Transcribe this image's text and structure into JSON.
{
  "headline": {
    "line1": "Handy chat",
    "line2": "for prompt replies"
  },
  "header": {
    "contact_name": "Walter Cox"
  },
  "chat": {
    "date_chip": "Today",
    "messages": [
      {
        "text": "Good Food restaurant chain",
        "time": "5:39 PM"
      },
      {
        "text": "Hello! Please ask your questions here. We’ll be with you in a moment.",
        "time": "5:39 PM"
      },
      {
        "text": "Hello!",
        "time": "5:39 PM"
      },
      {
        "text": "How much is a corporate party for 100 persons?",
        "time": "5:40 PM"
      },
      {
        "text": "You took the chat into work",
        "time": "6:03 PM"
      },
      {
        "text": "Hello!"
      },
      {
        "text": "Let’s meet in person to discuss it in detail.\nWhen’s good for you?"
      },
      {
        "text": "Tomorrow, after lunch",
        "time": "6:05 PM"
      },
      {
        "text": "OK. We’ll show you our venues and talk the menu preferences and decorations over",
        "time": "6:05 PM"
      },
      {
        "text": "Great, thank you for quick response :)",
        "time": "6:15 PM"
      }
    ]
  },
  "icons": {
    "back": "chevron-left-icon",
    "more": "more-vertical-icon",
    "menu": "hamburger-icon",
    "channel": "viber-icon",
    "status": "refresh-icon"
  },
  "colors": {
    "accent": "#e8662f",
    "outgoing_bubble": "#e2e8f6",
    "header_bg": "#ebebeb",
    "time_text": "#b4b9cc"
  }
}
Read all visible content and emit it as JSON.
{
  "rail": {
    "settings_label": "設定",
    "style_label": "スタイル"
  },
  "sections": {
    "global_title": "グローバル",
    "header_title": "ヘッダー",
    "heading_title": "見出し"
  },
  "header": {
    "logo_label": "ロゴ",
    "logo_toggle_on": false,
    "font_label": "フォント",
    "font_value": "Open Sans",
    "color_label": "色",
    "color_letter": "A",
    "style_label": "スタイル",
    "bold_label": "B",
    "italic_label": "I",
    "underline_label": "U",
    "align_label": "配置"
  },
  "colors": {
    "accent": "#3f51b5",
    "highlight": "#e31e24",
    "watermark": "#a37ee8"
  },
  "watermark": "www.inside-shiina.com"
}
====
▸ YOUR INSTRUCTIONS
Show the data once more, exactly as it was written.

▸ RESULT OF THE TASK
Transcribe this image's text and structure into JSON.
{
  "headline": {
    "line1": "Handy chat",
    "line2": "for prompt replies"
  },
  "header": {
    "contact_name": "Walter Cox"
  },
  "chat": {
    "date_chip": "Today",
    "messages": [
      {
        "text": "Good Food restaurant chain",
        "time": "5:39 PM"
      },
      {
        "text": "Hello! Please ask your questions here. We’ll be with you in a moment.",
        "time": "5:39 PM"
      },
      {
        "text": "Hello!",
        "time": "5:39 PM"
      },
      {
        "text": "How much is a corporate party for 100 persons?",
        "time": "5:40 PM"
      },
      {
        "text": "You took the chat into work",
        "time": "6:03 PM"
      },
      {
        "text": "Hello!"
      },
      {
        "text": "Let’s meet in person to discuss it in detail.\nWhen’s good for you?"
      },
      {
        "text": "Tomorrow, after lunch",
        "time": "6:05 PM"
      },
      {
        "text": "OK. We’ll show you our venues and talk the menu preferences and decorations over",
        "time": "6:05 PM"
      },
      {
        "text": "Great, thank you for quick response :)",
        "time": "6:15 PM"
      }
    ]
  },
  "icons": {
    "back": "chevron-left-icon",
    "more": "more-vertical-icon",
    "menu": "hamburger-icon",
    "channel": "viber-icon",
    "status": "refresh-icon"
  },
  "colors": {
    "accent": "#e8662f",
    "outgoing_bubble": "#e2e8f6",
    "header_bg": "#ebebeb",
    "time_text": "#b4b9cc"
  }
}
Read all visible content and emit it as JSON.
{
  "rail": {
    "settings_label": "設定",
    "style_label": "スタイル"
  },
  "sections": {
    "global_title": "グローバル",
    "header_title": "ヘッダー",
    "heading_title": "見出し"
  },
  "header": {
    "logo_label": "ロゴ",
    "logo_toggle_on": false,
    "font_label": "フォント",
    "font_value": "Open Sans",
    "color_label": "色",
    "color_letter": "A",
    "style_label": "スタイル",
    "bold_label": "B",
    "italic_label": "I",
    "underline_label": "U",
    "align_label": "配置"
  },
  "colors": {
    "accent": "#3f51b5",
    "highlight": "#e31e24",
    "watermark": "#a37ee8"
  },
  "watermark": "www.inside-shiina.com"
}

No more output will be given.